** Begin INFORMATION PROVIDED **

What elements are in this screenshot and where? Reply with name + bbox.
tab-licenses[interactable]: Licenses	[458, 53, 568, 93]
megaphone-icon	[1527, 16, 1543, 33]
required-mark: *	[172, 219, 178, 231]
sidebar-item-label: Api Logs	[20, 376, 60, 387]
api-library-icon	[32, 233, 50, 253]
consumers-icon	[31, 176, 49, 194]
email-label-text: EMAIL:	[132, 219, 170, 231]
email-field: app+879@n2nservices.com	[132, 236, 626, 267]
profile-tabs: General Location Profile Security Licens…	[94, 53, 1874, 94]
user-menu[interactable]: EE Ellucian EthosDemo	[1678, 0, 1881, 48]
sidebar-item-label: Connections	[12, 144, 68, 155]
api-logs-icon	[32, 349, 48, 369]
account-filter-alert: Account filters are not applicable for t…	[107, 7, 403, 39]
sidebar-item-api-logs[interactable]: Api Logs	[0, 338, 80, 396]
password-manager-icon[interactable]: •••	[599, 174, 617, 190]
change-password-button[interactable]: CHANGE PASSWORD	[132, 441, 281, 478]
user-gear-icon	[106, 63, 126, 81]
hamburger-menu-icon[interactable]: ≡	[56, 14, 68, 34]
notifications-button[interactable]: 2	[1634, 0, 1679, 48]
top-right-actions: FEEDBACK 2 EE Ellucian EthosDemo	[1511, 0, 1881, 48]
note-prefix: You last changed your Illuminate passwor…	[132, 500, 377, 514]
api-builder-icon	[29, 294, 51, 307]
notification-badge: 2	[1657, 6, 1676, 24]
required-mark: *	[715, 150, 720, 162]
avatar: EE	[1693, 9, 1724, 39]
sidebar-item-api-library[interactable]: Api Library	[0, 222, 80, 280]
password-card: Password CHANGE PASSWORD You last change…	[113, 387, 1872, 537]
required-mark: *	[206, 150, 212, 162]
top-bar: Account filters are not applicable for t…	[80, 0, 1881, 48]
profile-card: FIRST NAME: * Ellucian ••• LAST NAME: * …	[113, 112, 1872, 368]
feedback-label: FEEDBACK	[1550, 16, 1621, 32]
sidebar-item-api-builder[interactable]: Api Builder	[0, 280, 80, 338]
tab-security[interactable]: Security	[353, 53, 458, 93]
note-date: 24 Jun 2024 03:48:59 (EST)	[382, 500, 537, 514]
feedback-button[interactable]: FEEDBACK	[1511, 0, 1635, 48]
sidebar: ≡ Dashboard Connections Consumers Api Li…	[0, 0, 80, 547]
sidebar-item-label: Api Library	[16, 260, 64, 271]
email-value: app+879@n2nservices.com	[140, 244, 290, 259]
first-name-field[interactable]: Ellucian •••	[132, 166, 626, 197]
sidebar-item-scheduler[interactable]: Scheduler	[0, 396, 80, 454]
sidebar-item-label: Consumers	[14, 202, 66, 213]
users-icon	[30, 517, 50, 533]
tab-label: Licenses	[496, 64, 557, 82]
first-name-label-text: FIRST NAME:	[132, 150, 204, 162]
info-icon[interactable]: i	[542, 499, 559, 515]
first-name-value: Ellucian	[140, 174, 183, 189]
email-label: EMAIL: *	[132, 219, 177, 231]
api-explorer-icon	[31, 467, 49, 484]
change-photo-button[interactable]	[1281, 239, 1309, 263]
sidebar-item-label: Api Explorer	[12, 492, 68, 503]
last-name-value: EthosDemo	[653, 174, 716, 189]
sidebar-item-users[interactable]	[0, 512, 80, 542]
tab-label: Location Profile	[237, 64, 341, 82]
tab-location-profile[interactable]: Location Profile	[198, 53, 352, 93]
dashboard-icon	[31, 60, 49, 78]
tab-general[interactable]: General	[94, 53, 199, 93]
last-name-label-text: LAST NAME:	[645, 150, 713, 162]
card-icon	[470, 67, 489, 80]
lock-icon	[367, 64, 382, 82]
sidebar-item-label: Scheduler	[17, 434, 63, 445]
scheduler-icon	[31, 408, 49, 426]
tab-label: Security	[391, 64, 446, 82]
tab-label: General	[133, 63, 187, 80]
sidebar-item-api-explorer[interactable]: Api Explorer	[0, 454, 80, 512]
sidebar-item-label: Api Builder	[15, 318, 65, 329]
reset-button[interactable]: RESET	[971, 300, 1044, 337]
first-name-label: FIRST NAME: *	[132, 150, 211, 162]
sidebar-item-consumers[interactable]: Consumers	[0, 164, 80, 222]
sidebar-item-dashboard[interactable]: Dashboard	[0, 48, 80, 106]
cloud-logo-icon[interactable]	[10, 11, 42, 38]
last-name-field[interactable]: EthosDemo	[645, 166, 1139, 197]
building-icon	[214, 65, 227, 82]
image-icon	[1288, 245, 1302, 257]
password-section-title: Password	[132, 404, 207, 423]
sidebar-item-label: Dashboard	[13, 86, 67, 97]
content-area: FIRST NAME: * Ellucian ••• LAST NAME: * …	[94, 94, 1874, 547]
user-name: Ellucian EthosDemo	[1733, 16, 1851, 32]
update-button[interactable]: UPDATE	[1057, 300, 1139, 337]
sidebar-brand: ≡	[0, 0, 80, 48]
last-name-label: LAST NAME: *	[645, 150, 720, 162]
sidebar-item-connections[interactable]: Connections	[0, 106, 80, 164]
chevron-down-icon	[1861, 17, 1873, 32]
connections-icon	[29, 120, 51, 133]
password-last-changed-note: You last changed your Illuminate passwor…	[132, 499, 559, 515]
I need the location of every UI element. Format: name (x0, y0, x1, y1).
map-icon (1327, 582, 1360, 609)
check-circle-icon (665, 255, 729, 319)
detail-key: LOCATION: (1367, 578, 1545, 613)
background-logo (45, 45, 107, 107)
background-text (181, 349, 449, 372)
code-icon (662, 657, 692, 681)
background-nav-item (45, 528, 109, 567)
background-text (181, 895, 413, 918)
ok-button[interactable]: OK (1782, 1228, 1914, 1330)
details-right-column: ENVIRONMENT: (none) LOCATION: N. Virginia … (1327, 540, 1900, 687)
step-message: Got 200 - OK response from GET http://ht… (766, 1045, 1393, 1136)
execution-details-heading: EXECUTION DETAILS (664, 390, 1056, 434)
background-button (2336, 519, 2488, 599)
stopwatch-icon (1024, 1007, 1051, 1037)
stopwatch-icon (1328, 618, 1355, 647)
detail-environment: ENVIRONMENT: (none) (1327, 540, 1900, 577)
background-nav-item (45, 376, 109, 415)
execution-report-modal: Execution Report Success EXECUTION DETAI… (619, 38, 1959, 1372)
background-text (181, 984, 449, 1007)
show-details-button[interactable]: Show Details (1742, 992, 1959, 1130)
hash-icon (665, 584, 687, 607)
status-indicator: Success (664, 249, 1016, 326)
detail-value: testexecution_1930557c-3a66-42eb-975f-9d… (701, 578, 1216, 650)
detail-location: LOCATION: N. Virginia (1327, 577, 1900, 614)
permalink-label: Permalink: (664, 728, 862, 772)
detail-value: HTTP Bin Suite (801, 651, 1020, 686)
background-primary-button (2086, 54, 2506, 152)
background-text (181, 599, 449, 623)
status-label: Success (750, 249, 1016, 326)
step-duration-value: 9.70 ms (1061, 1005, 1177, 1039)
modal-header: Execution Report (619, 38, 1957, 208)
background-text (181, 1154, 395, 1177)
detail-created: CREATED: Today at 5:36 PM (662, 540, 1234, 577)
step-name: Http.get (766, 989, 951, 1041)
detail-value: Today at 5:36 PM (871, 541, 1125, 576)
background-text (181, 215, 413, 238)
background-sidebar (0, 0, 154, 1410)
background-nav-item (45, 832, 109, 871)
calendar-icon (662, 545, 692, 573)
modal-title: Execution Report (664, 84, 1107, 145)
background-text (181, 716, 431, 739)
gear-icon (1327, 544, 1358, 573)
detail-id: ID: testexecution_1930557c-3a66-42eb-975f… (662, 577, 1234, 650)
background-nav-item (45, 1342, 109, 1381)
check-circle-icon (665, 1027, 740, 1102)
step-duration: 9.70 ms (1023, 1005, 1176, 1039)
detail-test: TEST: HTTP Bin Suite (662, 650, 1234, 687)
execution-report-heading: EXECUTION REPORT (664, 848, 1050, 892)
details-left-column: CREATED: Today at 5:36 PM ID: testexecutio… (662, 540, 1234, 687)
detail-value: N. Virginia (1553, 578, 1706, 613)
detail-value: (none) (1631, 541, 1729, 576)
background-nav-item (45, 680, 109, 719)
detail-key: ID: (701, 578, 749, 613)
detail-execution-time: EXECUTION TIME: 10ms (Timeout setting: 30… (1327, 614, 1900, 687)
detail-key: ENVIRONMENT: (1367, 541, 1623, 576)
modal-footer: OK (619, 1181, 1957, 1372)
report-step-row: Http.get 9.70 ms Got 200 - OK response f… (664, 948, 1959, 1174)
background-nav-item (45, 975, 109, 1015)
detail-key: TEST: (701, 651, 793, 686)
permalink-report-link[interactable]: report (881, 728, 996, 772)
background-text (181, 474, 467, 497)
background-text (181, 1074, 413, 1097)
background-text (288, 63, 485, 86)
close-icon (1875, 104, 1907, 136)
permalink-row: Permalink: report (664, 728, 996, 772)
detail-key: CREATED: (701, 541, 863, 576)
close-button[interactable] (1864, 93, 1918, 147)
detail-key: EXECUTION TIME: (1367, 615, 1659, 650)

** End INFORMATION PROVIDED **

§ YOUR GOAL:
Transcribe, character for character, the stretch of records from the first line through the line containing "0, 1635, 48]".

§ TASK SOLUTION:
What elements are in this screenshot and where? Reply with name + bbox.
tab-licenses[interactable]: Licenses	[458, 53, 568, 93]
megaphone-icon	[1527, 16, 1543, 33]
required-mark: *	[172, 219, 178, 231]
sidebar-item-label: Api Logs	[20, 376, 60, 387]
api-library-icon	[32, 233, 50, 253]
consumers-icon	[31, 176, 49, 194]
email-label-text: EMAIL:	[132, 219, 170, 231]
email-field: app+879@n2nservices.com	[132, 236, 626, 267]
profile-tabs: General Location Profile Security Licens…	[94, 53, 1874, 94]
user-menu[interactable]: EE Ellucian EthosDemo	[1678, 0, 1881, 48]
sidebar-item-label: Connections	[12, 144, 68, 155]
api-logs-icon	[32, 349, 48, 369]
account-filter-alert: Account filters are not applicable for t…	[107, 7, 403, 39]
sidebar-item-api-logs[interactable]: Api Logs	[0, 338, 80, 396]
password-manager-icon[interactable]: •••	[599, 174, 617, 190]
change-password-button[interactable]: CHANGE PASSWORD	[132, 441, 281, 478]
user-gear-icon	[106, 63, 126, 81]
hamburger-menu-icon[interactable]: ≡	[56, 14, 68, 34]
notifications-button[interactable]: 2	[1634, 0, 1679, 48]
top-right-actions: FEEDBACK 2 EE Ellucian EthosDemo	[1511, 0, 1881, 48]
note-prefix: You last changed your Illuminate passwor…	[132, 500, 377, 514]
api-builder-icon	[29, 294, 51, 307]
notification-badge: 2	[1657, 6, 1676, 24]
required-mark: *	[715, 150, 720, 162]
avatar: EE	[1693, 9, 1724, 39]
sidebar-item-api-library[interactable]: Api Library	[0, 222, 80, 280]
password-card: Password CHANGE PASSWORD You last change…	[113, 387, 1872, 537]
required-mark: *	[206, 150, 212, 162]
top-bar: Account filters are not applicable for t…	[80, 0, 1881, 48]
profile-card: FIRST NAME: * Ellucian ••• LAST NAME: * …	[113, 112, 1872, 368]
feedback-label: FEEDBACK	[1550, 16, 1621, 32]
sidebar-item-api-builder[interactable]: Api Builder	[0, 280, 80, 338]
tab-security[interactable]: Security	[353, 53, 458, 93]
note-date: 24 Jun 2024 03:48:59 (EST)	[382, 500, 537, 514]
feedback-button[interactable]: FEEDBACK	[1511, 0, 1635, 48]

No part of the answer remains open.